◆ DATASET ◆
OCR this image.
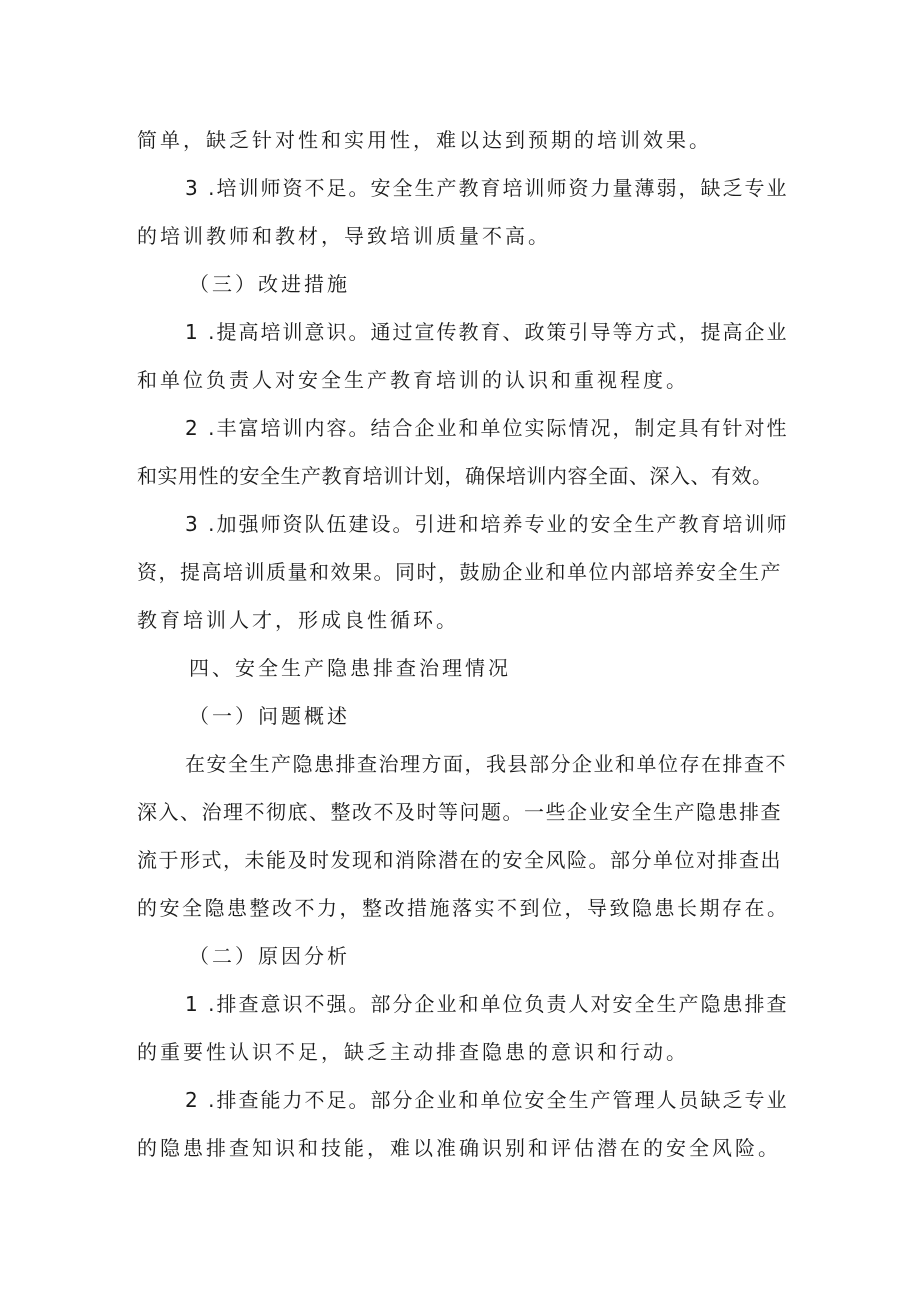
简单，缺乏针对性和实用性，难以达到预期的培训效果。
3 .培训师资不足。安全生产教育培训师资力量薄弱，缺乏专业
的培训教师和教材，导致培训质量不高。
（三）改进措施
1 .提高培训意识。通过宣传教育、政策引导等方式，提高企业
和单位负责人对安全生产教育培训的认识和重视程度。
2 .丰富培训内容。结合企业和单位实际情况，制定具有针对性
和实用性的安全生产教育培训计划，确保培训内容全面、深入、有效。
3 .加强师资队伍建设。引进和培养专业的安全生产教育培训师
资，提高培训质量和效果。同时，鼓励企业和单位内部培养安全生产
教育培训人才，形成良性循环。
四、安全生产隐患排查治理情况
（一）问题概述
在安全生产隐患排查治理方面，我县部分企业和单位存在排查不
深入、治理不彻底、整改不及时等问题。一些企业安全生产隐患排查
流于形式，未能及时发现和消除潜在的安全风险。部分单位对排查出
的安全隐患整改不力，整改措施落实不到位，导致隐患长期存在。
（二）原因分析
1 .排查意识不强。部分企业和单位负责人对安全生产隐患排查
的重要性认识不足，缺乏主动排查隐患的意识和行动。
2 .排查能力不足。部分企业和单位安全生产管理人员缺乏专业
的隐患排查知识和技能，难以准确识别和评估潜在的安全风险。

◆ TASK STATEMENT ◆
All of the records need repeating exactly, except for the pictures.

◆ REPLY ◆
OCR this image.
简单，缺乏针对性和实用性，难以达到预期的培训效果。
3 .培训师资不足。安全生产教育培训师资力量薄弱，缺乏专业
的培训教师和教材，导致培训质量不高。
（三）改进措施
1 .提高培训意识。通过宣传教育、政策引导等方式，提高企业
和单位负责人对安全生产教育培训的认识和重视程度。
2 .丰富培训内容。结合企业和单位实际情况，制定具有针对性
和实用性的安全生产教育培训计划，确保培训内容全面、深入、有效。
3 .加强师资队伍建设。引进和培养专业的安全生产教育培训师
资，提高培训质量和效果。同时，鼓励企业和单位内部培养安全生产
教育培训人才，形成良性循环。
四、安全生产隐患排查治理情况
（一）问题概述
在安全生产隐患排查治理方面，我县部分企业和单位存在排查不
深入、治理不彻底、整改不及时等问题。一些企业安全生产隐患排查
流于形式，未能及时发现和消除潜在的安全风险。部分单位对排查出
的安全隐患整改不力，整改措施落实不到位，导致隐患长期存在。
（二）原因分析
1 .排查意识不强。部分企业和单位负责人对安全生产隐患排查
的重要性认识不足，缺乏主动排查隐患的意识和行动。
2 .排查能力不足。部分企业和单位安全生产管理人员缺乏专业
的隐患排查知识和技能，难以准确识别和评估潜在的安全风险。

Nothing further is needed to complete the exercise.